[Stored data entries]
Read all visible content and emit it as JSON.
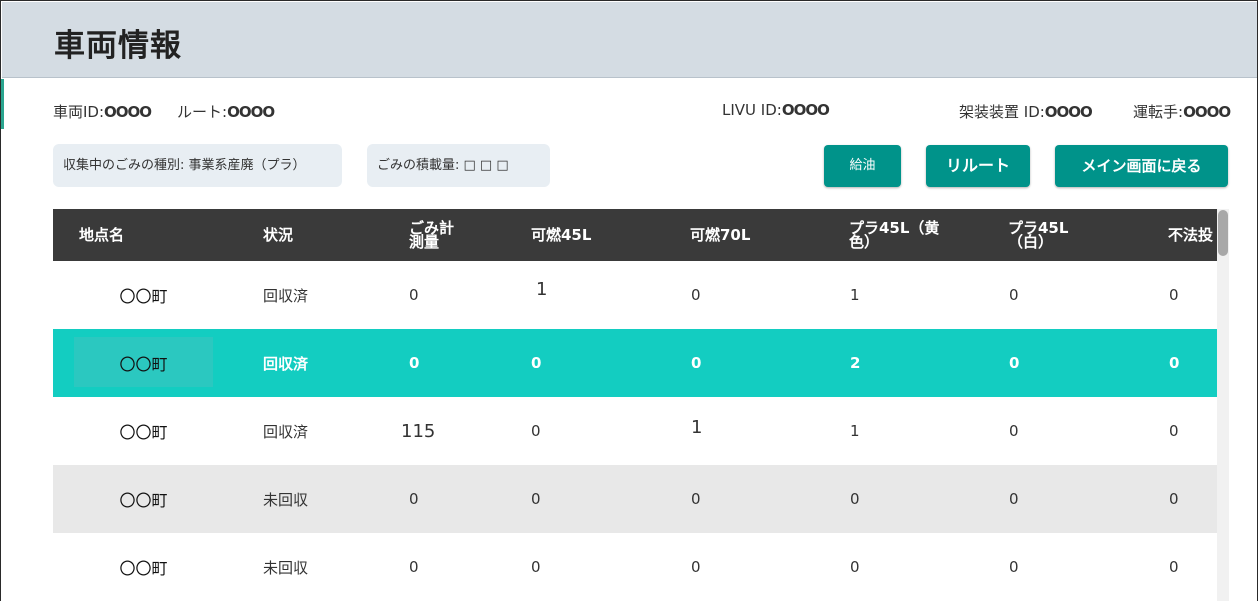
{
  "header": {
    "title": "車両情報"
  },
  "info": {
    "vehicle_id_label": "車両ID:",
    "vehicle_id_value": "OOOO",
    "route_label": "ルート:",
    "route_value": "OOOO",
    "livu_label": "LIVU ID:",
    "livu_value": "OOOO",
    "device_label": "架装装置 ID:",
    "device_value": "OOOO",
    "driver_label": "運転手:",
    "driver_value": "OOOO"
  },
  "chips": {
    "garbage_type": "収集中のごみの種別: 事業系産廃（プラ）",
    "load_label": "ごみの積載量: □ □ □"
  },
  "buttons": {
    "refuel": "給油",
    "reroute": "リルート",
    "back_main": "メイン画面に戻る"
  },
  "table": {
    "headers": [
      "地点名",
      "状況",
      "ごみ計\n測量",
      "可燃45L",
      "可燃70L",
      "プラ45L（黄\n色）",
      "プラ45L\n（白）",
      "不法投"
    ],
    "rows": [
      [
        "〇〇町",
        "回収済",
        "0",
        "1",
        "0",
        "1",
        "0",
        "0"
      ],
      [
        "〇〇町",
        "回収済",
        "0",
        "0",
        "0",
        "2",
        "0",
        "0"
      ],
      [
        "〇〇町",
        "回収済",
        "115",
        "0",
        "1",
        "1",
        "0",
        "0"
      ],
      [
        "〇〇町",
        "未回収",
        "0",
        "0",
        "0",
        "0",
        "0",
        "0"
      ],
      [
        "〇〇町",
        "未回収",
        "0",
        "0",
        "0",
        "0",
        "0",
        "0"
      ]
    ]
  },
  "colors": {
    "accent": "#00938a",
    "selected_row": "#13cdc1",
    "header_bg": "#d4dce3",
    "table_head": "#3a3a3a"
  }
}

Given problem: Reproduce the listing word for word and omit its pictures.

Written answer:
Read all visible content and emit it as JSON.
{
  "header": {
    "title": "車両情報"
  },
  "info": {
    "vehicle_id_label": "車両ID:",
    "vehicle_id_value": "OOOO",
    "route_label": "ルート:",
    "route_value": "OOOO",
    "livu_label": "LIVU ID:",
    "livu_value": "OOOO",
    "device_label": "架装装置 ID:",
    "device_value": "OOOO",
    "driver_label": "運転手:",
    "driver_value": "OOOO"
  },
  "chips": {
    "garbage_type": "収集中のごみの種別: 事業系産廃（プラ）",
    "load_label": "ごみの積載量: □ □ □"
  },
  "buttons": {
    "refuel": "給油",
    "reroute": "リルート",
    "back_main": "メイン画面に戻る"
  },
  "table": {
    "headers": [
      "地点名",
      "状況",
      "ごみ計\n測量",
      "可燃45L",
      "可燃70L",
      "プラ45L（黄\n色）",
      "プラ45L\n（白）",
      "不法投"
    ],
    "rows": [
      [
        "〇〇町",
        "回収済",
        "0",
        "1",
        "0",
        "1",
        "0",
        "0"
      ],
      [
        "〇〇町",
        "回収済",
        "0",
        "0",
        "0",
        "2",
        "0",
        "0"
      ],
      [
        "〇〇町",
        "回収済",
        "115",
        "0",
        "1",
        "1",
        "0",
        "0"
      ],
      [
        "〇〇町",
        "未回収",
        "0",
        "0",
        "0",
        "0",
        "0",
        "0"
      ],
      [
        "〇〇町",
        "未回収",
        "0",
        "0",
        "0",
        "0",
        "0",
        "0"
      ]
    ]
  },
  "colors": {
    "accent": "#00938a",
    "selected_row": "#13cdc1",
    "header_bg": "#d4dce3",
    "table_head": "#3a3a3a"
  }
}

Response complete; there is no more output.